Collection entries
+ + + +
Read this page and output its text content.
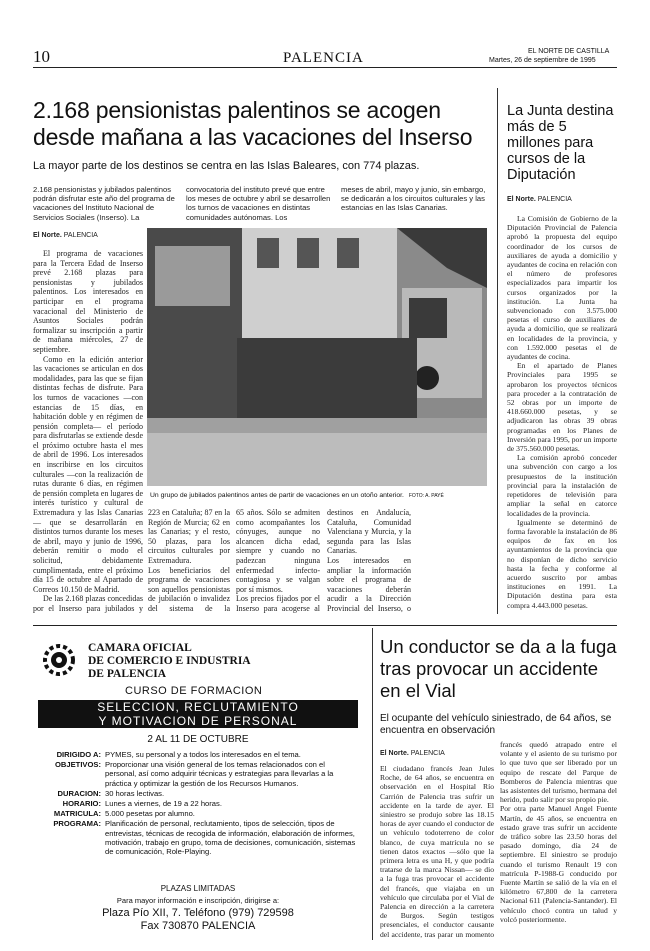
10	PALENCIA	EL NORTE DE CASTILLA
Martes, 26 de septiembre de 1995
2.168 pensionistas palentinos se acogen desde mañana a las vacaciones del Inserso
La mayor parte de los destinos se centra en las Islas Baleares, con 774 plazas.
2.168 pensionistas y jubilados palentinos podrán disfrutar este año del programa de vacaciones del Instituto Nacional de Servicios Sociales (Inserso). La
convocatoria del instituto prevé que entre los meses de octubre y abril se desarrollen los turnos de vacaciones en distintas comunidades autónomas. Los
meses de abril, mayo y junio, sin embargo, se dedicarán a los circuitos culturales y las estancias en las Islas Canarias.
El Norte. PALENCIA

El programa de vacaciones para la Tercera Edad de Inserso prevé 2.168 plazas para pensionistas y jubilados palentinos. Los interesados en participar en el programa vacacional del Ministerio de Asuntos Sociales podrán formalizar su inscripción a partir de mañana miércoles, 27 de septiembre.

Como en la edición anterior las vacaciones se articulan en dos modalidades, para las que se fijan distintas fechas de disfrute. Para los turnos de vacaciones —con estancias de 15 días, en habitación doble y en régimen de pensión completa— el período para disfrutarlas se extiende desde el próximo octubre hasta el mes de abril de 1996. Los interesados en inscribirse en los circuitos culturales —con la realización de rutas durante 6 días, en régimen de pensión completa en lugares de interés turístico y cultural de Extremadura y las Islas Canarias— que se desarrollarán en distintos turnos durante los meses de abril, mayo y junio de 1996, deberán remitir o modo el solicitud, debidamente cumplimentada, entre el próximo día 15 de octubre al Apartado de Correos 10.150 de Madrid.

De las 2.168 plazas concedidas por el Inserso para jubilados y

Un grupo de jubilados palentinos antes de partir de vacaciones en un otoño anterior. FOTO: A. PAYÉ
223 en Cataluña; 87 en la Región de Murcia; 62 en las Canarias; y el resto, 50 plazas, para los circuitos culturales por Extremadura.
Los beneficiarios del programa de vacaciones son aquellos pensionistas de jubilación o invalidez del sistema de la
65 años. Sólo se admiten como acompañantes los cónyuges, aunque no alcancen dicha edad, siempre y cuando no padezcan ninguna enfermedad infecto-contagiosa y se valgan por sí mismos.
Los precios fijados por el Inserso para acogerse al
destinos en Andalucía, Cataluña, Comunidad Valenciana y Murcia, y la segunda para las Islas Canarias.
Los interesados en ampliar la información sobre el programa de vacaciones deberán acudir a la Dirección Provincial del Inserso, o
La Junta destina más de 5 millones para cursos de la Diputación
El Norte. PALENCIA

La Comisión de Gobierno de la Diputación Provincial de Palencia aprobó la propuesta del equipo coordinador de los cursos de auxiliares de ayuda a domicilio y ayudantes de cocina en relación con el número de profesores especializados para impartir los cursos organizados por la institución. La Junta ha subvencionado con 3.575.000 pesetas el curso de auxiliares de ayuda a domicilio, que se realizará en localidades de la provincia, y con 1.592.000 pesetas el de ayudantes de cocina.

En el apartado de Planes Provinciales para 1995 se aprobaron los proyectos técnicos para proceder a la contratación de 52 obras por un importe de 418.660.000 pesetas, y se adjudicaron las obras 39 obras programadas en los Planes de Inversión para 1995, por un importe de 375.560.000 pesetas.

La comisión aprobó conceder una subvención con cargo a los presupuestos de la institución provincial para la instalación de repetidores de televisión para ampliar la señal en catorce localidades de la provincia.

Igualmente se determinó de forma favorable la instalación de 86 equipos de fax en los ayuntamientos de la provincia que no disponían de dicho servicio hasta la fecha y conforme al acuerdo suscrito por ambas instituciones en 1991. La Diputación destina para esta compra 4.443.000 pesetas.

CAMARA OFICIAL
DE COMERCIO E INDUSTRIA
DE PALENCIA
CURSO DE FORMACION
SELECCION, RECLUTAMIENTO
Y MOTIVACION DE PERSONAL
2 AL 11 DE OCTUBRE
DIRIGIDO A: PYMES, su personal y a todos los interesados en el tema.
OBJETIVOS: Proporcionar una visión general de los temas relacionados con el personal, así como adquirir técnicas y estrategias para llevarlas a la práctica y optimizar la gestión de los Recursos Humanos.
DURACION: 30 horas lectivas.
HORARIO: Lunes a viernes, de 19 a 22 horas.
MATRICULA: 5.000 pesetas por alumno.
PROGRAMA: Planificación de personal, reclutamiento, tipos de selección, tipos de entrevistas, técnicas de recogida de información, elaboración de informes, motivación, trabajo en grupo, toma de decisiones, comunicación, sistemas de comunicación, Role-Playing.
PLAZAS LIMITADAS
Para mayor información e inscripción, dirigirse a:
Plaza Pío XII, 7. Teléfono (979) 729598
Fax 730870 PALENCIA
Un conductor se da a la fuga tras provocar un accidente en el Vial
El ocupante del vehículo siniestrado, de 64 años, se encuentra en observación
El Norte. PALENCIA
El ciudadano francés Jean Jules Roche, de 64 años, se encuentra en observación en el Hospital Río Carrión de Palencia tras sufrir un accidente en la tarde de ayer. El siniestro se produjo sobre las 18.15 horas de ayer cuando el conductor de un vehículo todoterreno de color blanco, de cuya matrícula no se tienen datos exactos —sólo que la primera letra es una H, y que podría tratarse de la marca Nissan— se dio a la fuga tras provocar el accidente del francés, que viajaba en un vehículo que circulaba por el Vial de Palencia en dirección a la carretera de Burgos. Según testigos presenciales, el conductor causante del accidente, tras parar un momento
francés quedó atrapado entre el volante y el asiento de su turismo por lo que tuvo que ser liberado por un equipo de rescate del Parque de Bomberos de Palencia mientras que las asistentes del turismo, hermana del herido, pudo salir por su propio pie.
Por otra parte Manuel Angel Fuente Martín, de 45 años, se encuentra en estado grave tras sufrir un accidente de tráfico sobre las 23.50 horas del pasado domingo, día 24 de septiembre. El siniestro se produjo cuando el turismo Renault 19 con matrícula P-1988-G conducido por Fuente Martín se salió de la vía en el kilómetro 67,800 de la carretera Nacional 611 (Palencia-Santander). El vehículo chocó contra un talud y volcó posteriormente.
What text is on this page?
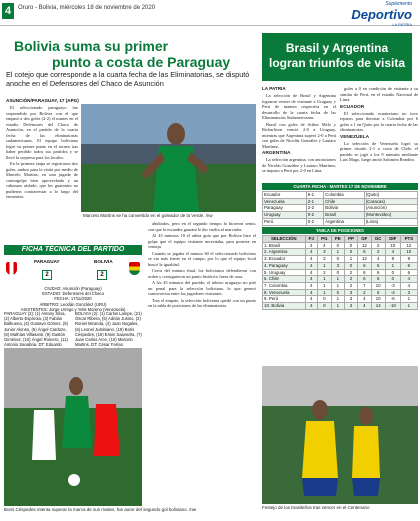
4	Oruro - Bolivia, miércoles 18 de noviembre de 2020
Suplemento
Deportivo
LA PATRIA
Bolivia suma su primer
punto a costa de Paraguay
El cotejo que corresponde a la cuarta fecha de las Eliminatorias, se disputó anoche en el Defensores del Chaco de Asunción
ASUNCIÓN/PARAGUAY, 17 (APG)

El seleccionado paraguayo fue sorprendido por Bolivia con el que empató a dos goles (2-2) el martes en el estadio Defensores del Chaco de Asunción, en el partido de la cuarta fecha de las eliminatorias sudamericanas. El equipo boliviano logró su primer punto en el torneo tras haber perdido todos sus partidos y se llevó la sorpresa para los locales.

En la primera etapa se registraron dos goles, ambos para la visita por medio de Marcelo Martins, en una jugada de contragolpe bien aprovechada y un cabezazo aislado, que los guaraníes no pudieron contrarrestar a lo largo del encuentro.

Marcelo Martins se ha convertido en el goleador de la Verde. /nw

abultados, pero en el segundo tiempo lo hicieron sentir, con que la escuadra guaraní le dio vuelta al marcador.

Al 45 minutos 18 el atleta guía que por Bolivia hizo el golpe que el equipo visitante necesitaba, para ponerse en ventaja.

Cuando se jugaba el minuto 60 el seleccionado boliviano se vio más fuerte en el campo, por lo que el equipo local buscó la igualdad.

Cerca del minuto final, los bolivianos defendieron con orden y consiguieron un punto histórico fuera de casa.

A los 45 minutos del partido, el árbitro uruguayo no pitó un penal para la selección boliviana, lo que generó controversia entre los jugadores visitantes.

Tras el empate, la selección boliviana quedó con un punto en la tabla de posiciones de las eliminatorias.

FICHA TÉCNICA DEL PARTIDO
PARAGUAY
2
BOLIVIA
2
CIUDAD: Asunción (Paraguay)
ESTADIO: Defensores del Chaco
FECHA: 17/11/2020
ÁRBITRO: Leodán González (URU)
ASISTENTES: Jorge Urrego y Yelis Moreno (Venezuela)
PARAGUAY (2): (1) Antony Silva, (2) Alberto Espínola, (3) Fabián Balbuena, (4) Gustavo Gómez, (5) Junior Alonso, (6) Ángel Cardozo, (8) Mathías Villasanti, (9) Gastón Giménez, (10) Ángel Romero, (11) Antonio Sanabria. DT: Eduardo
BOLIVIA (2): (1) Carlos Lampe, (21) Óscar Ribera, (5) Adrián Jusino, (2) Roniel Miranda, (4) Juan Nogales, (6) Leonel Justiniano, (19) Boris Céspedes, (16) Erwin Saavedra, (7) Juan Carlos Arce, (10) Marcelo Martins. DT: César Farías.
Boris Céspedes intenta superar la marca de sus rivales, fue autor del segundo gol boliviano. /nw
Brasil y Argentina
logran triunfos de visita
LA PATRIA

La selección de Brasil y Argentina lograron vencer de visitante a Uruguay y Perú de manera respectiva en el desarrollo de la cuarta fecha de las Eliminatorias Sudamericanas.

Brasil con goles de Arthur Melo y Richarlison venció 2-0 a Uruguay, mientras que Argentina superó 2-0 a Perú con goles de Nicolás González y Lautaro Martínez.

ARGENTINA

La selección argentina, con anotaciones de Nicolás González y Lautaro Martínez, se impuso a Perú por 2-0 en Lima.

goles a 0 en condición de visitante a su similar de Perú, en el estadio Nacional de Lima.

ECUADOR

El seleccionado ecuatoriano no tuvo reparos para derrotar a Colombia por 6 goles a 1 en Quito por la cuarta fecha de las eliminatorias.

VENEZUELA

La selección de Venezuela logró su primer triunfo 2-1 a costa de Chile, el partido se jugó a los 9 minutos mediante Luis Mago, luego anotó Salomón Rondón.

CUARTA FECHA - MARTES 17 DE NOVIEMBRE
Ecuador	6-1	Colombia	(Quito)
Venezuela	2-1	Chile	(Caracas)
Paraguay	2-2	Bolivia	(Asunción)
Uruguay	0-2	Brasil	(Montevideo)
Perú	0-2	Argentina	(Lima)
TABLA DE POSICIONES
SELECCIÓN	PJ	PG	PE	PP	GF	GC	DIF	PTS
1. Brasil	4	4	0	0	12	2	10	12
2. Argentina	4	3	1	0	6	2	4	10
3. Ecuador	4	3	0	1	12	4	8	9
4. Paraguay	4	1	3	0	6	5	1	6
5. Uruguay	4	2	0	2	6	6	0	6
6. Chile	4	1	1	2	6	6	0	4
7. Colombia	4	1	1	2	7	10	-3	4
8. Venezuela	4	1	0	3	2	6	-4	3
9. Perú	4	0	1	3	4	10	-6	1
10. Bolivia	4	0	1	3	4	14	-10	1
Festejo de los brasileños tras vencer en el Centenario
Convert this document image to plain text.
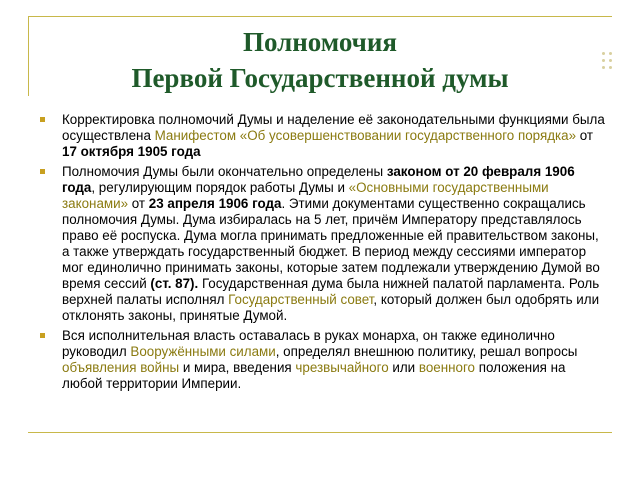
Полномочия
Первой Государственной думы
Корректировка полномочий Думы и наделение её законодательными функциями была осуществлена Манифестом «Об усовершенствовании государственного порядка» от 17 октября 1905 года
Полномочия Думы были окончательно определены законом от 20 февраля 1906 года, регулирующим порядок работы Думы и «Основными государственными законами» от 23 апреля 1906 года. Этими документами существенно сокращались полномочия Думы. Дума избиралась на 5 лет, причём Императору представлялось право её роспуска. Дума могла принимать предложенные ей правительством законы, а также утверждать государственный бюджет. В период между сессиями император мог единолично принимать законы, которые затем подлежали утверждению Думой во время сессий (ст. 87). Государственная дума была нижней палатой парламента. Роль верхней палаты исполнял Государственный совет, который должен был одобрять или отклонять законы, принятые Думой.
Вся исполнительная власть оставалась в руках монарха, он также единолично руководил Вооружёнными силами, определял внешнюю политику, решал вопросы объявления войны и мира, введения чрезвычайного или военного положения на любой территории Империи.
+ + + +
◆ EXERCISE INSTRUCTIONS: Copy all lines from the data that hold the word "text".

◆ FULL SOLUTION:
Read this page and output its text content.
What text is on this page?
Convert this document image to plain text.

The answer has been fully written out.